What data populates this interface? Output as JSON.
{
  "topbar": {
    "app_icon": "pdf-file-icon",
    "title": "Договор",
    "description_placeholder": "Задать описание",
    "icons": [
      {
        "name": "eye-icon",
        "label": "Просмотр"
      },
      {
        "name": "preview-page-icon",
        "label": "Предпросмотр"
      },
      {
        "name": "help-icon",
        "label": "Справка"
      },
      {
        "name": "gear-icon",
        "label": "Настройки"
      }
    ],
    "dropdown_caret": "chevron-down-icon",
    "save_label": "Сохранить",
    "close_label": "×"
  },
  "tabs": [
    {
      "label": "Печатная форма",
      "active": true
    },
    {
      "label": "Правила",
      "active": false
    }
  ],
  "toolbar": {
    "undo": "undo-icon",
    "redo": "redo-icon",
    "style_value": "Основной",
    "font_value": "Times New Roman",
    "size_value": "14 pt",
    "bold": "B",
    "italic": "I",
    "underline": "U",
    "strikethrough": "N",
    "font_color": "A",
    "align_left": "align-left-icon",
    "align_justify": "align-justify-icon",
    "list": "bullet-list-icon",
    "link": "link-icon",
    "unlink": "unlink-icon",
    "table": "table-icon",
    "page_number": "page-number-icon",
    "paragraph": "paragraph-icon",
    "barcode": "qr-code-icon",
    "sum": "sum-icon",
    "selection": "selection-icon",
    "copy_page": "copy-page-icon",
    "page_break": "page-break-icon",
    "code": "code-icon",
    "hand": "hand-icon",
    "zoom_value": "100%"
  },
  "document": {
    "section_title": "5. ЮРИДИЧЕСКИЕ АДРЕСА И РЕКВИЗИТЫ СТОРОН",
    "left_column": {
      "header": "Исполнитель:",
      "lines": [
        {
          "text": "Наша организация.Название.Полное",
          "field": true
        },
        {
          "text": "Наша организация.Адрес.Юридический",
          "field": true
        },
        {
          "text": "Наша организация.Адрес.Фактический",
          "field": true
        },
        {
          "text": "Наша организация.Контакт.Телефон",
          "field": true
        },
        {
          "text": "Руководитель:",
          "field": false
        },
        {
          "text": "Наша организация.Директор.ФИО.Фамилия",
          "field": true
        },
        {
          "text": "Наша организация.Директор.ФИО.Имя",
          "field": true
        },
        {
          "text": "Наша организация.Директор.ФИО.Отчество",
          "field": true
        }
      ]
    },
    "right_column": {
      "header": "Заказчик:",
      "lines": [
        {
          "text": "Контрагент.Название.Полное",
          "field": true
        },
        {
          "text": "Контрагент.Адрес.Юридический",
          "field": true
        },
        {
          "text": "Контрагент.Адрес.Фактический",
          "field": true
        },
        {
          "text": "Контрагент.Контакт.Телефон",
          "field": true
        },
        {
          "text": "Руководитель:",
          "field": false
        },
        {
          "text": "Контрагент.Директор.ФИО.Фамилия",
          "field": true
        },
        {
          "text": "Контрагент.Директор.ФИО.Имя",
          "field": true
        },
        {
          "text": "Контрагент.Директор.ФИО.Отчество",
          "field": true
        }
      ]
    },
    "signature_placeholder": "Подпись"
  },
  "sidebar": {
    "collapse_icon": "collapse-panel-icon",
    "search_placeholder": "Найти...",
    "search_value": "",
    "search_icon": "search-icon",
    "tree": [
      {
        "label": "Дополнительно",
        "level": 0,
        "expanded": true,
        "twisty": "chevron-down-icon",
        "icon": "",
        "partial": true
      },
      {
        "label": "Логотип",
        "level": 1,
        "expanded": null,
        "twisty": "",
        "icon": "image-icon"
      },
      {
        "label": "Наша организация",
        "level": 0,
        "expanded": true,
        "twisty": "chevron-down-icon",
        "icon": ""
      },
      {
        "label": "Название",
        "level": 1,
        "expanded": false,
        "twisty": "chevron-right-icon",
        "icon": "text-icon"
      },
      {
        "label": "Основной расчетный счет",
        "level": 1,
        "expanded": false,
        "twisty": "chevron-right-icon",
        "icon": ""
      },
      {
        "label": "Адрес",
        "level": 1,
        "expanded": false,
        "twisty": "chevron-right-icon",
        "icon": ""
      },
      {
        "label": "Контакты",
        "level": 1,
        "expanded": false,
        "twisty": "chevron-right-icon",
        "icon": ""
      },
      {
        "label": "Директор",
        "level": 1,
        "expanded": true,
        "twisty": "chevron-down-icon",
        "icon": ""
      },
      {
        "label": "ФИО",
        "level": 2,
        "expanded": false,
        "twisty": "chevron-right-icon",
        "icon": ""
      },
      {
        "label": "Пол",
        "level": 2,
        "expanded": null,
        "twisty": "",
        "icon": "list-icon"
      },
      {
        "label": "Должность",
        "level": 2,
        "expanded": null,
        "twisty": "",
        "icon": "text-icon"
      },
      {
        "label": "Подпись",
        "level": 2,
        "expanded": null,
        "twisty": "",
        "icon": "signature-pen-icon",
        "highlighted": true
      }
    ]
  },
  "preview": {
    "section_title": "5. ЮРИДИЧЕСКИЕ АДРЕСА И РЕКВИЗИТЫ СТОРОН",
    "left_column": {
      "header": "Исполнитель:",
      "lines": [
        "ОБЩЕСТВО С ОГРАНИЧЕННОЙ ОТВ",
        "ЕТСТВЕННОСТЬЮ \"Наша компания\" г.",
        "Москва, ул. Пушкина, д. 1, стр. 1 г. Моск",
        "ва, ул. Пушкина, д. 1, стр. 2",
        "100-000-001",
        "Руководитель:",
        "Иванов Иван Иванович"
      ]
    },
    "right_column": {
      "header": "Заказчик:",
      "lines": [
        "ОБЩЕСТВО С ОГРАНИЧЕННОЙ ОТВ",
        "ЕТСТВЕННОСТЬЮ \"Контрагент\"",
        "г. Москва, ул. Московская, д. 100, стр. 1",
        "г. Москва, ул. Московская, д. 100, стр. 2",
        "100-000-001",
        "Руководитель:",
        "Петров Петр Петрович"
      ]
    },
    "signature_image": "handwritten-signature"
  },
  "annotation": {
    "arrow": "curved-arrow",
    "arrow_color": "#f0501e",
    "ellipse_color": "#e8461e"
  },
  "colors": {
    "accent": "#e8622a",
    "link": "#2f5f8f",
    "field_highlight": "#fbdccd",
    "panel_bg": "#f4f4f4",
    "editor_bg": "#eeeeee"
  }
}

------------------------------------

The problem - Write out every record verbatim.

Reply to the task -
What data populates this interface? Output as JSON.
{
  "topbar": {
    "app_icon": "pdf-file-icon",
    "title": "Договор",
    "description_placeholder": "Задать описание",
    "icons": [
      {
        "name": "eye-icon",
        "label": "Просмотр"
      },
      {
        "name": "preview-page-icon",
        "label": "Предпросмотр"
      },
      {
        "name": "help-icon",
        "label": "Справка"
      },
      {
        "name": "gear-icon",
        "label": "Настройки"
      }
    ],
    "dropdown_caret": "chevron-down-icon",
    "save_label": "Сохранить",
    "close_label": "×"
  },
  "tabs": [
    {
      "label": "Печатная форма",
      "active": true
    },
    {
      "label": "Правила",
      "active": false
    }
  ],
  "toolbar": {
    "undo": "undo-icon",
    "redo": "redo-icon",
    "style_value": "Основной",
    "font_value": "Times New Roman",
    "size_value": "14 pt",
    "bold": "B",
    "italic": "I",
    "underline": "U",
    "strikethrough": "N",
    "font_color": "A",
    "align_left": "align-left-icon",
    "align_justify": "align-justify-icon",
    "list": "bullet-list-icon",
    "link": "link-icon",
    "unlink": "unlink-icon",
    "table": "table-icon",
    "page_number": "page-number-icon",
    "paragraph": "paragraph-icon",
    "barcode": "qr-code-icon",
    "sum": "sum-icon",
    "selection": "selection-icon",
    "copy_page": "copy-page-icon",
    "page_break": "page-break-icon",
    "code": "code-icon",
    "hand": "hand-icon",
    "zoom_value": "100%"
  },
  "document": {
    "section_title": "5. ЮРИДИЧЕСКИЕ АДРЕСА И РЕКВИЗИТЫ СТОРОН",
    "left_column": {
      "header": "Исполнитель:",
      "lines": [
        {
          "text": "Наша организация.Название.Полное",
          "field": true
        },
        {
          "text": "Наша организация.Адрес.Юридический",
          "field": true
        },
        {
          "text": "Наша организация.Адрес.Фактический",
          "field": true
        },
        {
          "text": "Наша организация.Контакт.Телефон",
          "field": true
        },
        {
          "text": "Руководитель:",
          "field": false
        },
        {
          "text": "Наша организация.Директор.ФИО.Фамилия",
          "field": true
        },
        {
          "text": "Наша организация.Директор.ФИО.Имя",
          "field": true
        },
        {
          "text": "Наша организация.Директор.ФИО.Отчество",
          "field": true
        }
      ]
    },
    "right_column": {
      "header": "Заказчик:",
      "lines": [
        {
          "text": "Контрагент.Название.Полное",
          "field": true
        },
        {
          "text": "Контрагент.Адрес.Юридический",
          "field": true
        },
        {
          "text": "Контрагент.Адрес.Фактический",
          "field": true
        },
        {
          "text": "Контрагент.Контакт.Телефон",
          "field": true
        },
        {
          "text": "Руководитель:",
          "field": false
        },
        {
          "text": "Контрагент.Директор.ФИО.Фамилия",
          "field": true
        },
        {
          "text": "Контрагент.Директор.ФИО.Имя",
          "field": true
        },
        {
          "text": "Контрагент.Директор.ФИО.Отчество",
          "field": true
        }
      ]
    },
    "signature_placeholder": "Подпись"
  },
  "sidebar": {
    "collapse_icon": "collapse-panel-icon",
    "search_placeholder": "Найти...",
    "search_value": "",
    "search_icon": "search-icon",
    "tree": [
      {
        "label": "Дополнительно",
        "level": 0,
        "expanded": true,
        "twisty": "chevron-down-icon",
        "icon": "",
        "partial": true
      },
      {
        "label": "Логотип",
        "level": 1,
        "expanded": null,
        "twisty": "",
        "icon": "image-icon"
      },
      {
        "label": "Наша организация",
        "level": 0,
        "expanded": true,
        "twisty": "chevron-down-icon",
        "icon": ""
      },
      {
        "label": "Название",
        "level": 1,
        "expanded": false,
        "twisty": "chevron-right-icon",
        "icon": "text-icon"
      },
      {
        "label": "Основной расчетный счет",
        "level": 1,
        "expanded": false,
        "twisty": "chevron-right-icon",
        "icon": ""
      },
      {
        "label": "Адрес",
        "level": 1,
        "expanded": false,
        "twisty": "chevron-right-icon",
        "icon": ""
      },
      {
        "label": "Контакты",
        "level": 1,
        "expanded": false,
        "twisty": "chevron-right-icon",
        "icon": ""
      },
      {
        "label": "Директор",
        "level": 1,
        "expanded": true,
        "twisty": "chevron-down-icon",
        "icon": ""
      },
      {
        "label": "ФИО",
        "level": 2,
        "expanded": false,
        "twisty": "chevron-right-icon",
        "icon": ""
      },
      {
        "label": "Пол",
        "level": 2,
        "expanded": null,
        "twisty": "",
        "icon": "list-icon"
      },
      {
        "label": "Должность",
        "level": 2,
        "expanded": null,
        "twisty": "",
        "icon": "text-icon"
      },
      {
        "label": "Подпись",
        "level": 2,
        "expanded": null,
        "twisty": "",
        "icon": "signature-pen-icon",
        "highlighted": true
      }
    ]
  },
  "preview": {
    "section_title": "5. ЮРИДИЧЕСКИЕ АДРЕСА И РЕКВИЗИТЫ СТОРОН",
    "left_column": {
      "header": "Исполнитель:",
      "lines": [
        "ОБЩЕСТВО С ОГРАНИЧЕННОЙ ОТВ",
        "ЕТСТВЕННОСТЬЮ \"Наша компания\" г.",
        "Москва, ул. Пушкина, д. 1, стр. 1 г. Моск",
        "ва, ул. Пушкина, д. 1, стр. 2",
        "100-000-001",
        "Руководитель:",
        "Иванов Иван Иванович"
      ]
    },
    "right_column": {
      "header": "Заказчик:",
      "lines": [
        "ОБЩЕСТВО С ОГРАНИЧЕННОЙ ОТВ",
        "ЕТСТВЕННОСТЬЮ \"Контрагент\"",
        "г. Москва, ул. Московская, д. 100, стр. 1",
        "г. Москва, ул. Московская, д. 100, стр. 2",
        "100-000-001",
        "Руководитель:",
        "Петров Петр Петрович"
      ]
    },
    "signature_image": "handwritten-signature"
  },
  "annotation": {
    "arrow": "curved-arrow",
    "arrow_color": "#f0501e",
    "ellipse_color": "#e8461e"
  },
  "colors": {
    "accent": "#e8622a",
    "link": "#2f5f8f",
    "field_highlight": "#fbdccd",
    "panel_bg": "#f4f4f4",
    "editor_bg": "#eeeeee"
  }
}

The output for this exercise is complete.